• [Instruction]
For each line in the data below that holds "Size", return a copy.

• [Supplied records]
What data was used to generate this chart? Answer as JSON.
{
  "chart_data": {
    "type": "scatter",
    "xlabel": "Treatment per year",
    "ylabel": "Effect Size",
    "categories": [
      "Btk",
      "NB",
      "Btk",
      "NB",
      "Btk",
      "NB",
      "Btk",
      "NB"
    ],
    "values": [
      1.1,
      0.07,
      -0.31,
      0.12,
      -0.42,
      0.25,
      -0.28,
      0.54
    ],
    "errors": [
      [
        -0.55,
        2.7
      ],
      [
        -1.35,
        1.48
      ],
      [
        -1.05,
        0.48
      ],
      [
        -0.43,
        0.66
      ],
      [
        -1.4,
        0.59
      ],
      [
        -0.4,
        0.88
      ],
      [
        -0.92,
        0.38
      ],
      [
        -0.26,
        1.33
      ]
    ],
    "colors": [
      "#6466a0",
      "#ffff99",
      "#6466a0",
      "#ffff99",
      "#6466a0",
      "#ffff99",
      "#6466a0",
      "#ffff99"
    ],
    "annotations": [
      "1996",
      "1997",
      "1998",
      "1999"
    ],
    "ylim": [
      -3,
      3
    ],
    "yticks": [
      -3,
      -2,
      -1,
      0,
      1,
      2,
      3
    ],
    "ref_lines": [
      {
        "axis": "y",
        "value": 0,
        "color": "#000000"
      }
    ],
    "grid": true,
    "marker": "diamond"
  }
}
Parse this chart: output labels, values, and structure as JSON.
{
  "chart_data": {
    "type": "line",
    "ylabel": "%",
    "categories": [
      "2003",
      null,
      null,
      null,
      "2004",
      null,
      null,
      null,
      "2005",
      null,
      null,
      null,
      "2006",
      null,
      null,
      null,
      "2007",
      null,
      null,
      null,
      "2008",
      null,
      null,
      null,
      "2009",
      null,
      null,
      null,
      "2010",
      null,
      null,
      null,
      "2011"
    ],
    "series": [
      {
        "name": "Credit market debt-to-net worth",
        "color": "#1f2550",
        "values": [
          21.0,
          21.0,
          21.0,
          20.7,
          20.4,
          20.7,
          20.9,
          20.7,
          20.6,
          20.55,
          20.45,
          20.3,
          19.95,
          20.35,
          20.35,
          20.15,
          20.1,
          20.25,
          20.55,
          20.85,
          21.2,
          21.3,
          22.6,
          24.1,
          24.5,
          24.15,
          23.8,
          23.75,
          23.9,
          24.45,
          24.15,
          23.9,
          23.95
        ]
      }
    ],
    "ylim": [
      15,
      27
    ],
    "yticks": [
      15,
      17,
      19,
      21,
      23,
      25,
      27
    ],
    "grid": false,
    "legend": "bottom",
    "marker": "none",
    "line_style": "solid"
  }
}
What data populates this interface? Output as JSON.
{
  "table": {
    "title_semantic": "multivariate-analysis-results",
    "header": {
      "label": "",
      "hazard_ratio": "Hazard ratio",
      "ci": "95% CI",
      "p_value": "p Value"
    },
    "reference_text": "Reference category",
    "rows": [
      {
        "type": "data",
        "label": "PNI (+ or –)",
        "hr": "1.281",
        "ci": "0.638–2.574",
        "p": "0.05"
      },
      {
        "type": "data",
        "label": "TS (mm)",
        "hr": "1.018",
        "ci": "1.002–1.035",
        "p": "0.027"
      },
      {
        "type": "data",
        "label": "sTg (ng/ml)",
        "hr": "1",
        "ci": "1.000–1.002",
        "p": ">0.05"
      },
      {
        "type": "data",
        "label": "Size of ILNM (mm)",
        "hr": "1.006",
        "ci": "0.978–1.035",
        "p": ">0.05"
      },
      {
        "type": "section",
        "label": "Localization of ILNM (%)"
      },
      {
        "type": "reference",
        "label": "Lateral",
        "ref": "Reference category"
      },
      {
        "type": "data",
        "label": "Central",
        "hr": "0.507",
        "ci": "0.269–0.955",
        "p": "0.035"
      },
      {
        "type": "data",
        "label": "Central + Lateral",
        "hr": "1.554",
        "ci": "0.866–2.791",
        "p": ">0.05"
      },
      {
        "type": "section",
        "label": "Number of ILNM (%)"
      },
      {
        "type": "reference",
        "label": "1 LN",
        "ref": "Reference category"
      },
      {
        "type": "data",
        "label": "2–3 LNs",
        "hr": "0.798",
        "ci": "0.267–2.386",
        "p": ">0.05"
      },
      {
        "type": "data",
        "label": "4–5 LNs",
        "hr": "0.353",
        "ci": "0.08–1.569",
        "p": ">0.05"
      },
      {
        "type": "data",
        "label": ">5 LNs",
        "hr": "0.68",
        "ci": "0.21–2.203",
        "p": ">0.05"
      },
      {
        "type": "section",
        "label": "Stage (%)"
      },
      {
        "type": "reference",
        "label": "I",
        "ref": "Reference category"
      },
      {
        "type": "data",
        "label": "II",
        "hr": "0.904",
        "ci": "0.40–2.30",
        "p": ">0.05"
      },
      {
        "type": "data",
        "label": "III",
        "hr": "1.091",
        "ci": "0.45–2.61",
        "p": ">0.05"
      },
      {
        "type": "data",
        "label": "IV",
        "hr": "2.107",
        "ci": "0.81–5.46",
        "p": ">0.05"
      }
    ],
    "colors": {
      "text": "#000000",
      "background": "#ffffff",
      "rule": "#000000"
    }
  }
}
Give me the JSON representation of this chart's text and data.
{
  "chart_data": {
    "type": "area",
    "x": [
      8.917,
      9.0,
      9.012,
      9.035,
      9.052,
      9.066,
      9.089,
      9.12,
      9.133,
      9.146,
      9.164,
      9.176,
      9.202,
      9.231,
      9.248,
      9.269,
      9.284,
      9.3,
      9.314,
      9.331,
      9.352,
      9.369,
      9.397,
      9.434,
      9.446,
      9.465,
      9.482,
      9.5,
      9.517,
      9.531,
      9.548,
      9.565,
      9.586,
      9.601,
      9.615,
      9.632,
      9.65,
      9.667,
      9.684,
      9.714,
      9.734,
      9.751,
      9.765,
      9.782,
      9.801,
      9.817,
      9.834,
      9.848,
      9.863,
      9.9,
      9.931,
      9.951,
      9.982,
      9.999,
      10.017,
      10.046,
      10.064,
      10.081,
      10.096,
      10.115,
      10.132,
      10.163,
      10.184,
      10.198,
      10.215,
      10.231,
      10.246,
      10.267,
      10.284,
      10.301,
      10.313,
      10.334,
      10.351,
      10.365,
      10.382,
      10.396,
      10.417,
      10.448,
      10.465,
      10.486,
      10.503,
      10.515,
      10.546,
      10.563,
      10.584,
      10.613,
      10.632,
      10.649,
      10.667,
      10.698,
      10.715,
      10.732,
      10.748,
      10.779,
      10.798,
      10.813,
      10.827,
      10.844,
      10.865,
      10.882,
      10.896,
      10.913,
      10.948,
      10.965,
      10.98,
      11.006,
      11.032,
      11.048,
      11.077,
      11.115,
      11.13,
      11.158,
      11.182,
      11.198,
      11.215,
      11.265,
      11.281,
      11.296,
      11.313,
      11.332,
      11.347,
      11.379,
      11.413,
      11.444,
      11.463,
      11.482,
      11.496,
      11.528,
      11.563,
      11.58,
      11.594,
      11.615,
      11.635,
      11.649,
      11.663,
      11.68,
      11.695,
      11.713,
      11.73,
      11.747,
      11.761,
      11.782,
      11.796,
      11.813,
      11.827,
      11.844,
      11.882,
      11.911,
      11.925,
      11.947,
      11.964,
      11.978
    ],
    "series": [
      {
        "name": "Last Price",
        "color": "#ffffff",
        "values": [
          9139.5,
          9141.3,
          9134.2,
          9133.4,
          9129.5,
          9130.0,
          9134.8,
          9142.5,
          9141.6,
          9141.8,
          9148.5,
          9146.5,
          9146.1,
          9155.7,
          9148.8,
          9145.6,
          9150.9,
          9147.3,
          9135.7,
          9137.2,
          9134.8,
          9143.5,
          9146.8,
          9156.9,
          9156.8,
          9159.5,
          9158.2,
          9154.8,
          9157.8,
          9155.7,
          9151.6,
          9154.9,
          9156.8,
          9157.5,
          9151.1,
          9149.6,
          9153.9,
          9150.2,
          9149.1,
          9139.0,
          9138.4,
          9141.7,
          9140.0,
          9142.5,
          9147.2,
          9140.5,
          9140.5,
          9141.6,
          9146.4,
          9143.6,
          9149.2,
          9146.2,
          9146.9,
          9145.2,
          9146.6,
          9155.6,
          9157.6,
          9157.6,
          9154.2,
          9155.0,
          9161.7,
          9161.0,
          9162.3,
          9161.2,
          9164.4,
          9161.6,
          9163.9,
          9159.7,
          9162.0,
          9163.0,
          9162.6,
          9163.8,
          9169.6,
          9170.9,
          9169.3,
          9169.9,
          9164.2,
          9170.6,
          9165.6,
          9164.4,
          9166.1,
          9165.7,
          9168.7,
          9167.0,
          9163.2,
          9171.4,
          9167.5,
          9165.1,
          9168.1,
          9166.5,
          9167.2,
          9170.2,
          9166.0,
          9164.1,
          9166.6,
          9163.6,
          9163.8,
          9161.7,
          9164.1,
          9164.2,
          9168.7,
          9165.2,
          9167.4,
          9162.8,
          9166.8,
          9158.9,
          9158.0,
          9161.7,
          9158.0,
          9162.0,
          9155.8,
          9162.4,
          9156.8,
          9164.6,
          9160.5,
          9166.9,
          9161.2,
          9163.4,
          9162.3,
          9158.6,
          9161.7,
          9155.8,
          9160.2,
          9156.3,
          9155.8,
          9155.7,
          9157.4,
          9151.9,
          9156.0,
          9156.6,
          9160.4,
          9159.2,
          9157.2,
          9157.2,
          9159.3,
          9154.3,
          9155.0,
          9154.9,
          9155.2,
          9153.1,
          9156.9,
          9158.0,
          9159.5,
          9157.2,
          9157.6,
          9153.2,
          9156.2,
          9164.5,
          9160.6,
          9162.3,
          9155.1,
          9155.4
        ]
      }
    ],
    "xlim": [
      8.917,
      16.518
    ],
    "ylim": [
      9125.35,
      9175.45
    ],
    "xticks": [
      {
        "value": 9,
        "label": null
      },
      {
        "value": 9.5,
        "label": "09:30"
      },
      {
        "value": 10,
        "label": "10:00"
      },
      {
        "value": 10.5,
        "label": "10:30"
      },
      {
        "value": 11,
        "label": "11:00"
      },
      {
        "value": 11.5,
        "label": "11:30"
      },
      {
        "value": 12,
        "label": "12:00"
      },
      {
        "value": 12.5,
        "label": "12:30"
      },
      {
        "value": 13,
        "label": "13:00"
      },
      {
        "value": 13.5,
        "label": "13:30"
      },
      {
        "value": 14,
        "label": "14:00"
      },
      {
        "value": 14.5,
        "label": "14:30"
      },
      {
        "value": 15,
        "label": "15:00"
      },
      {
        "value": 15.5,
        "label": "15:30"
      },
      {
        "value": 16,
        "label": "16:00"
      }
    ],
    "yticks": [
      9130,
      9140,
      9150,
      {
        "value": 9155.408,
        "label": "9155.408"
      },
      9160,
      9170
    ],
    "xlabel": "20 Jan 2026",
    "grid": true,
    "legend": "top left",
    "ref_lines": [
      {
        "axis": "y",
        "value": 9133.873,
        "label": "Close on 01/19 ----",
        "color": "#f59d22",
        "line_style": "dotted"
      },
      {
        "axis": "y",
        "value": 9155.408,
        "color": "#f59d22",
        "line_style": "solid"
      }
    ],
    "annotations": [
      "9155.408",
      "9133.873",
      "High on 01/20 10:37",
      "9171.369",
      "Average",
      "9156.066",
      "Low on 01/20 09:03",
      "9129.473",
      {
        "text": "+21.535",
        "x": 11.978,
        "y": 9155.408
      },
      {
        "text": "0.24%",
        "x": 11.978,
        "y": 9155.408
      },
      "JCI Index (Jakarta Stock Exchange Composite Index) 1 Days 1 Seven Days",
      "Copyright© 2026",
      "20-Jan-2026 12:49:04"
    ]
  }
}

• [Complete answer]
    "ylabel": "Effect Size",
        "label": "Size of ILNM (mm)",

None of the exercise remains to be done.